+++ Given passage
The machine program and the governed world model are the two parts of a simple constituent behaviour. Neither makes sense alone: they must be co-designed. The model describes the properties on which the program relies, defines the behaviour in the world, and shows that the behaviour results in satisfaction of the requirements. These are the Axiomatic, Behavioural, and Consequential aspects—the A,B,C of modelling-in-the-small. Although these aspects follow an obvious logical sequence, they too must be co-designed.
The axiomatic model describes the infrastructure of governed world domains—including the human participants—and the external and internal causal links they effectuate. A link is a causative temporal relation among domain states and events; the property of effectuating the link is imputed to a specific domain. Causal links connect the phenomena of the interface sensors and actuators to other phenomena of the governed world. They are axioms—unquestioned assumptions for designing the constituent behaviour: justified by the specific context and environment conditions for which the behaviour is designed and in which alone it can be enacted. Causal links are complex, usually having multiple effects and multiple causes; in general, effectuation of a link by a domain depends on domain and subdomain states. These and other complexities must be systematically examined and documented to fulfil the axiomatic promise of unquestioned reliability.
The behavioural model is a state machine, formed by combining the axiomatic model with the machine program's behaviour at the interface. The model should be comprehensible, both to its developers and to any human participant in the enacted behaviour—for example, a plant operator or a car driver. To take proper advantage of the reliability afforded by the axiomatic model, states and events of the model state machine should be justified explicitly by reference to causal links and their effectuating domains. The behavioural model defines the trace set of the behaviour: the set of exactly those traces over events and state values that can occur in an enactment of the behaviour. It must be possible to determine whether a putative trace—for example, a trace that contravenes a relevant requirement— belongs to the trace set.
++++++
+++ Material shown
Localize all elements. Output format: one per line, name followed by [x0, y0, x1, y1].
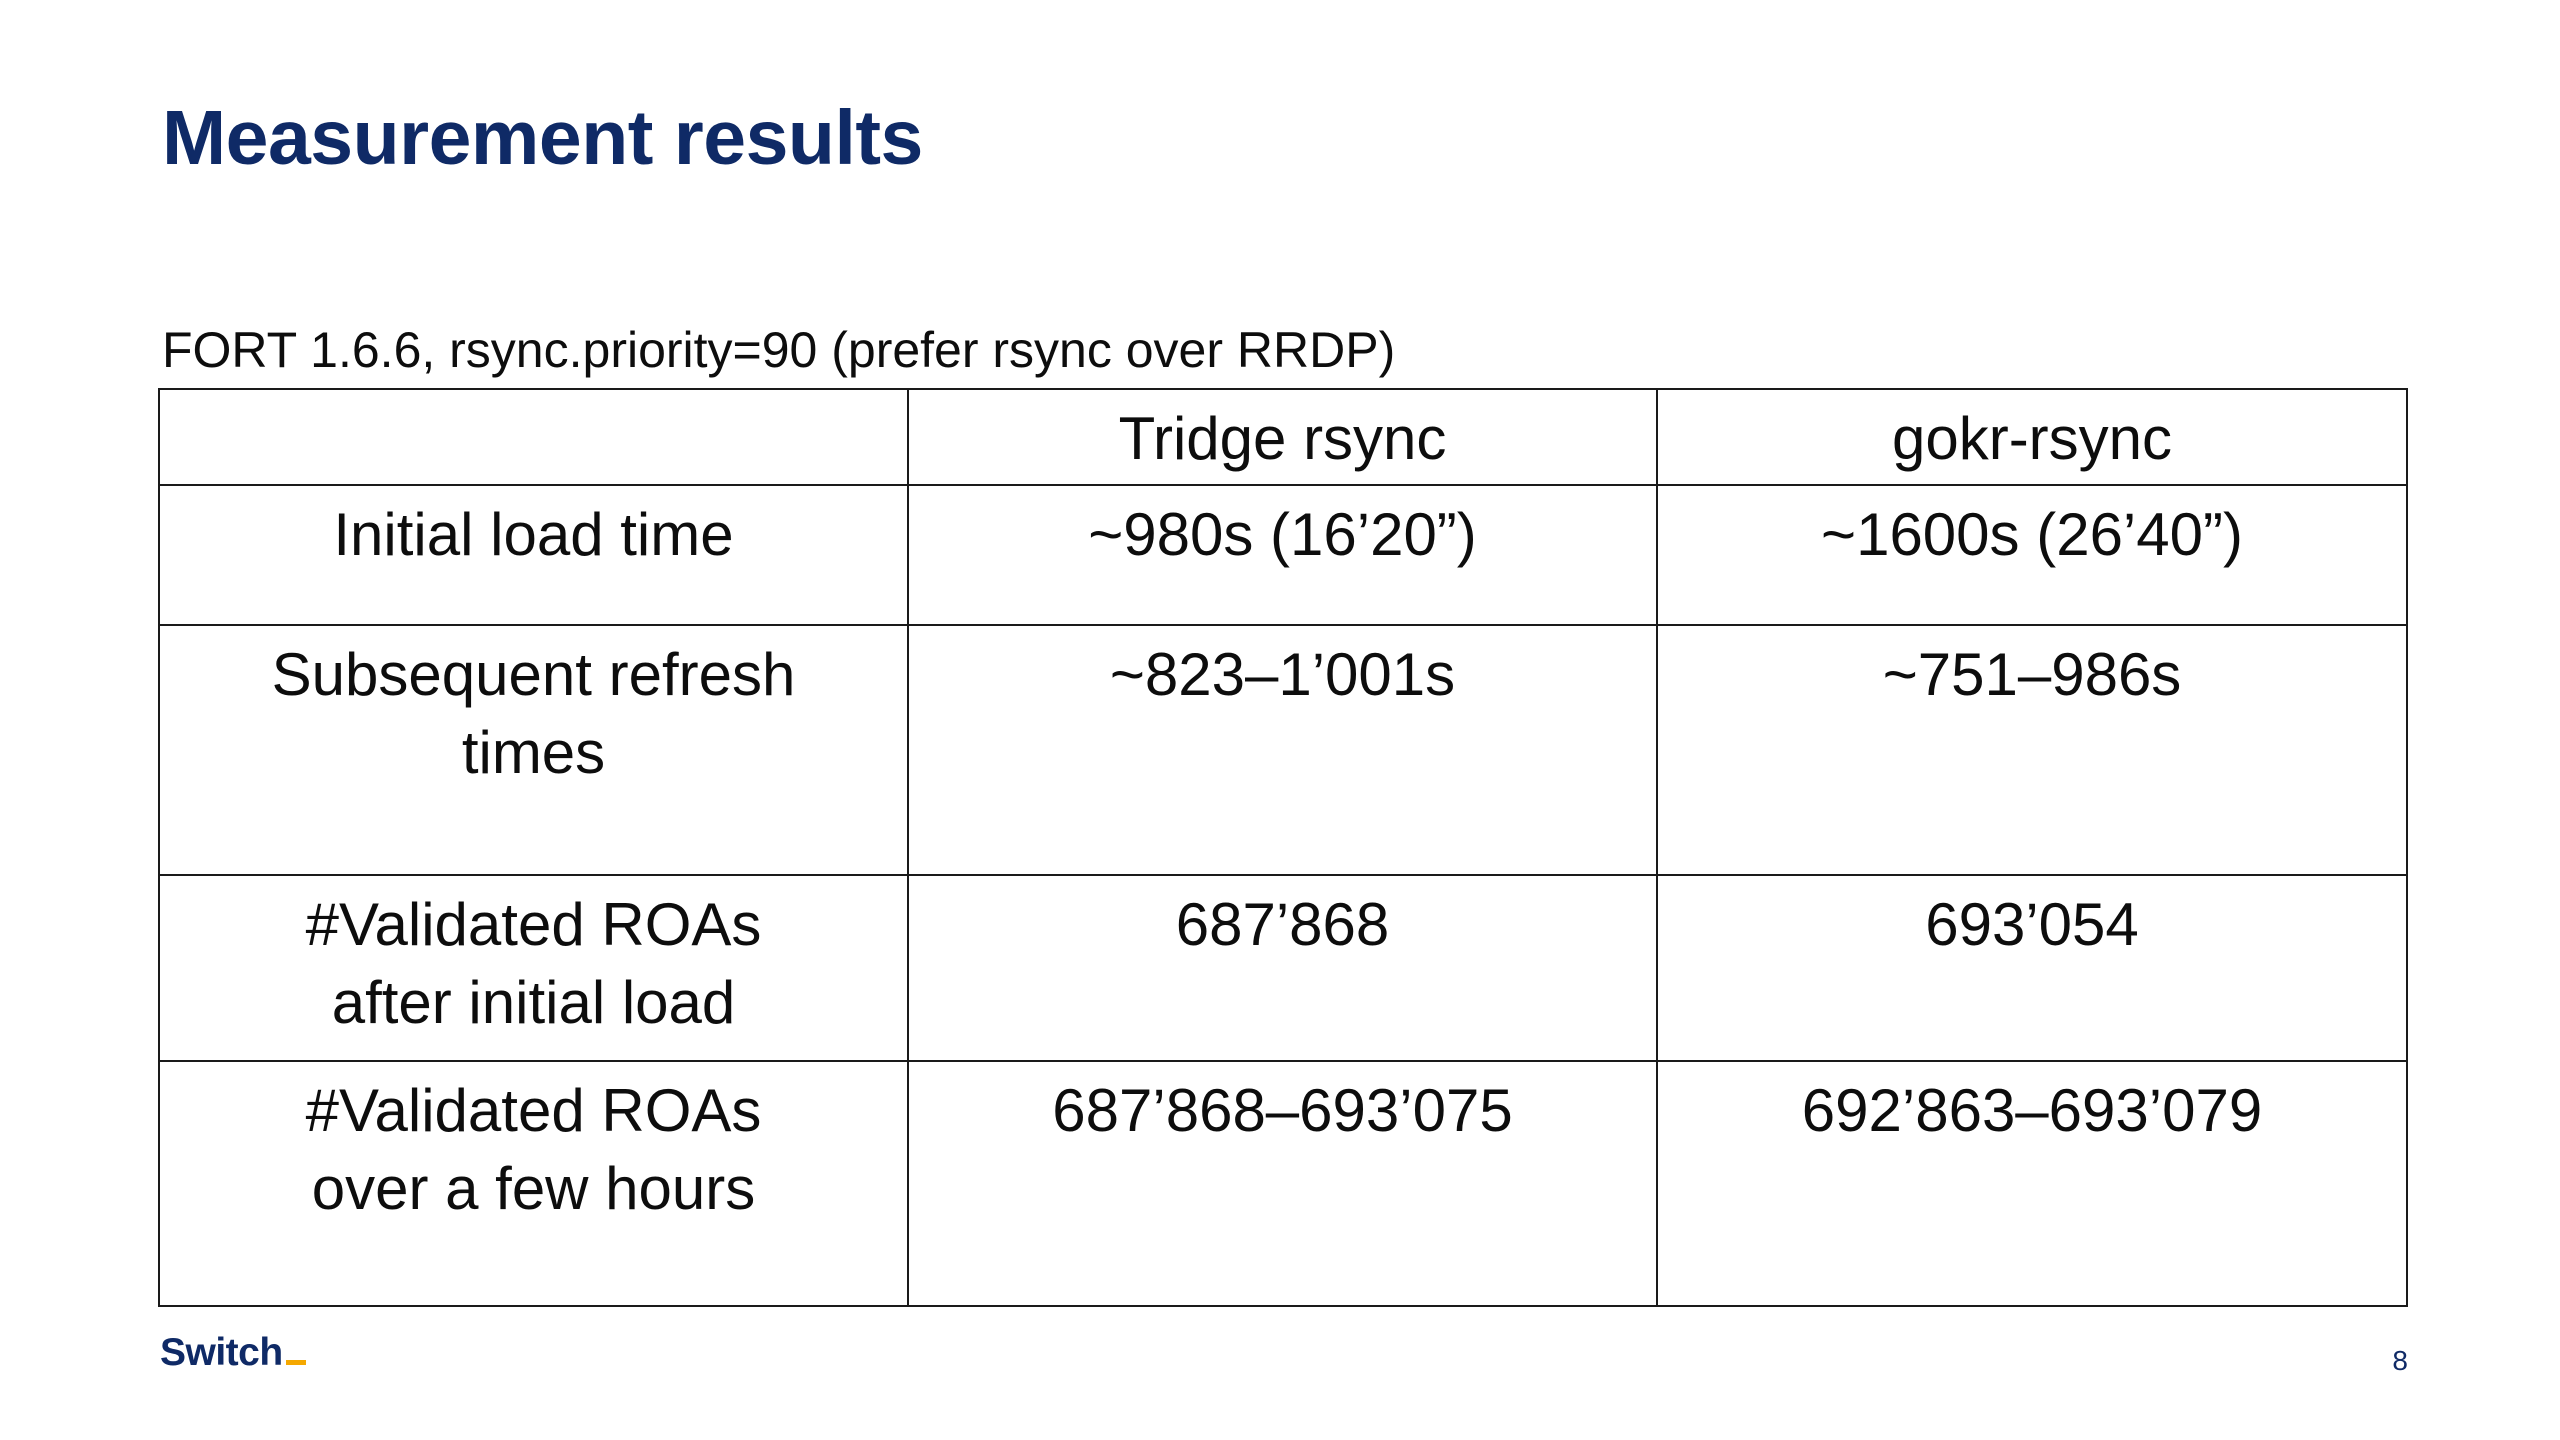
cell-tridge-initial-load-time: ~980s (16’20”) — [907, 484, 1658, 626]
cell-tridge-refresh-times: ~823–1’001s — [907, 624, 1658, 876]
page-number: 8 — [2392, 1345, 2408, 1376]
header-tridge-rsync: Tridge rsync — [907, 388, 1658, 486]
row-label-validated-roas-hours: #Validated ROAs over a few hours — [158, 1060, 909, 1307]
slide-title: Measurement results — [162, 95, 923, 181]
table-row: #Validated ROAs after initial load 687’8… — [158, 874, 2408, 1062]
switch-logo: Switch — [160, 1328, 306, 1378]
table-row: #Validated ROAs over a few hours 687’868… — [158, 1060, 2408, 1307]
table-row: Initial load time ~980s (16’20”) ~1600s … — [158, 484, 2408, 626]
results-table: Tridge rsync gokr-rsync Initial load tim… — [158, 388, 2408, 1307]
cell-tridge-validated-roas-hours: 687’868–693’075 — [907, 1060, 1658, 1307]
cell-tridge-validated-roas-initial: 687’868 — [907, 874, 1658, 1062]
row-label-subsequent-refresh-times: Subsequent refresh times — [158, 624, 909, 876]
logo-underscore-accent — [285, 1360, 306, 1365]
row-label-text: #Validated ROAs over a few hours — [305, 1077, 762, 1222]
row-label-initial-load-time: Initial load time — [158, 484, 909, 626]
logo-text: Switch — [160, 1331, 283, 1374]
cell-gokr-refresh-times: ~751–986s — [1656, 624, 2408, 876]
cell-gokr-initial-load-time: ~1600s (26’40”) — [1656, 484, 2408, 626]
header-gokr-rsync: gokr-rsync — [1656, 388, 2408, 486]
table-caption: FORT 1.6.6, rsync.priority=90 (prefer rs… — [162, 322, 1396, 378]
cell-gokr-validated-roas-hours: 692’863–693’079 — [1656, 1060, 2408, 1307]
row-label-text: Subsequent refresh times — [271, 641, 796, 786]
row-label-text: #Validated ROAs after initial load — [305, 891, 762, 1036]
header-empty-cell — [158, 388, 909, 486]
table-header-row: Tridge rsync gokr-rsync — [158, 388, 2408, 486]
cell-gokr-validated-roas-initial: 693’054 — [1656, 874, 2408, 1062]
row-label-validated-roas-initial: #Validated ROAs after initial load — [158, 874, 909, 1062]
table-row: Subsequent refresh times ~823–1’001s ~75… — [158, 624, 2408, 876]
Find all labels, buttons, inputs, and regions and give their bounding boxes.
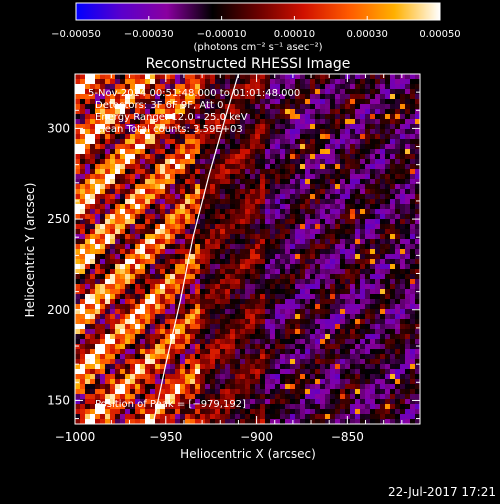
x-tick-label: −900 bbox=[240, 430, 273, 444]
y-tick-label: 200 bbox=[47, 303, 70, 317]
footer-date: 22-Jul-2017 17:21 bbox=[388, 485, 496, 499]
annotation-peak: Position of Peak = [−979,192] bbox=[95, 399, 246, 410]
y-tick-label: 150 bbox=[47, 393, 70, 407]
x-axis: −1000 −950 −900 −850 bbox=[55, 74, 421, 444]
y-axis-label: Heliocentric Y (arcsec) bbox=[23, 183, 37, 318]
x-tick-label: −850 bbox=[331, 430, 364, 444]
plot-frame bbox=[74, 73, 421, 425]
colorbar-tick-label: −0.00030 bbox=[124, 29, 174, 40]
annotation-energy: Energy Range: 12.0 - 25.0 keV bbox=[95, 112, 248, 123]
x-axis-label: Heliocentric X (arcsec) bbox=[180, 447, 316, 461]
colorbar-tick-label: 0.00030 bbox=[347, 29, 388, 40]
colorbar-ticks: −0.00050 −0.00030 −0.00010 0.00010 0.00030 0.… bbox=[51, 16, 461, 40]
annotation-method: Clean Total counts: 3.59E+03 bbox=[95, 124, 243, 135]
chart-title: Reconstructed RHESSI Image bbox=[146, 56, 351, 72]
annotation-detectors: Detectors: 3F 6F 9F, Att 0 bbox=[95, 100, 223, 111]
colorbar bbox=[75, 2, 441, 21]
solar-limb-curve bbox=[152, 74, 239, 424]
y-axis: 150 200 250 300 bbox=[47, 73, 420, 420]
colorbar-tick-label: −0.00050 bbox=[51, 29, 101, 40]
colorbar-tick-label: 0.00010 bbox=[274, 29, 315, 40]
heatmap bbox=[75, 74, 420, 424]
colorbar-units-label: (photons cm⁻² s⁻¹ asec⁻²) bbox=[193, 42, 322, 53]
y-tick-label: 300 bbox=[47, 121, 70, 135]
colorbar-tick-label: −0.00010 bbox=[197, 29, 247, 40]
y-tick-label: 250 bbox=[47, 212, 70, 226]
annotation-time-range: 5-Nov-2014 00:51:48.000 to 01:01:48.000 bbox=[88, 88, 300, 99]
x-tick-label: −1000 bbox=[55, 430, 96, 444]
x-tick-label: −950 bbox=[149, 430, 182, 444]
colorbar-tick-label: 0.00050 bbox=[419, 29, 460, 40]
++++++
Task 1:
Answer these questions from the passage on modelling constituent behaviour:
(a) What are the three aspects of modelling-in-the-small called?
(b) What kind of relation is a causal link?
(c) What set does the behavioural model define?
Task 2: Revise the passage on modelling constituent behaviour, giving everything from "The behavioural model is" down to "the trace set." with "car driver" replaced by "train driver".
The material has no connection to the passage on modelling constituent behaviour.

Final answer 1:
(a) The Axiomatic, Behavioural, and Consequential aspects.
(b) A causative temporal relation among domain states and events.
(c) The trace set of the behaviour.

Final answer 2:
The behavioural model is a state machine, formed by combining the axiomatic model with the machine program's behaviour at the interface. The model should be comprehensible, both to its developers and to any human participant in the enacted behaviour—for example, a plant operator or a train driver. To take proper advantage of the reliability afforded by the axiomatic model, states and events of the model state machine should be justified explicitly by reference to causal links and their effectuating domains. The behavioural model defines the trace set of the behaviour: the set of exactly those traces over events and state values that can occur in an enactment of the behaviour. It must be possible to determine whether a putative trace—for example, a trace that contravenes a relevant requirement— belongs to the trace set.